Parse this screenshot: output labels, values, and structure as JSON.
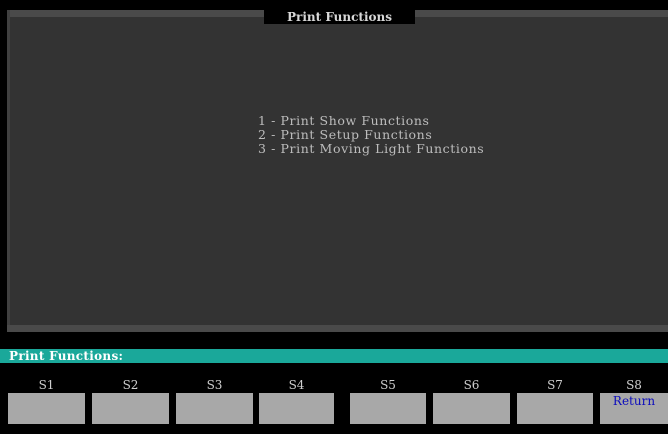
{
  "window": {
    "title": "Print Functions"
  },
  "menu": {
    "items": [
      {
        "label": "1 - Print Show Functions"
      },
      {
        "label": "2 - Print Setup Functions"
      },
      {
        "label": "3 - Print Moving Light Functions"
      }
    ]
  },
  "status_bar": {
    "text": "Print Functions:",
    "color": "#1aa89a"
  },
  "softkeys": [
    {
      "label": "S1",
      "text": ""
    },
    {
      "label": "S2",
      "text": ""
    },
    {
      "label": "S3",
      "text": ""
    },
    {
      "label": "S4",
      "text": ""
    },
    {
      "label": "S5",
      "text": ""
    },
    {
      "label": "S6",
      "text": ""
    },
    {
      "label": "S7",
      "text": ""
    },
    {
      "label": "S8",
      "text": "Return"
    }
  ],
  "colors": {
    "background": "#000000",
    "panel": "#333333",
    "softkey_button": "#a8a8a8",
    "softkey_text": "#0b0bbd"
  }
}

STATED EXERCISE:
Every entry above needs to be retyped exactly; drop the pictures.

EXERCISE RESPONSE:
Parse this screenshot: output labels, values, and structure as JSON.
{
  "window": {
    "title": "Print Functions"
  },
  "menu": {
    "items": [
      {
        "label": "1 - Print Show Functions"
      },
      {
        "label": "2 - Print Setup Functions"
      },
      {
        "label": "3 - Print Moving Light Functions"
      }
    ]
  },
  "status_bar": {
    "text": "Print Functions:",
    "color": "#1aa89a"
  },
  "softkeys": [
    {
      "label": "S1",
      "text": ""
    },
    {
      "label": "S2",
      "text": ""
    },
    {
      "label": "S3",
      "text": ""
    },
    {
      "label": "S4",
      "text": ""
    },
    {
      "label": "S5",
      "text": ""
    },
    {
      "label": "S6",
      "text": ""
    },
    {
      "label": "S7",
      "text": ""
    },
    {
      "label": "S8",
      "text": "Return"
    }
  ],
  "colors": {
    "background": "#000000",
    "panel": "#333333",
    "softkey_button": "#a8a8a8",
    "softkey_text": "#0b0bbd"
  }
}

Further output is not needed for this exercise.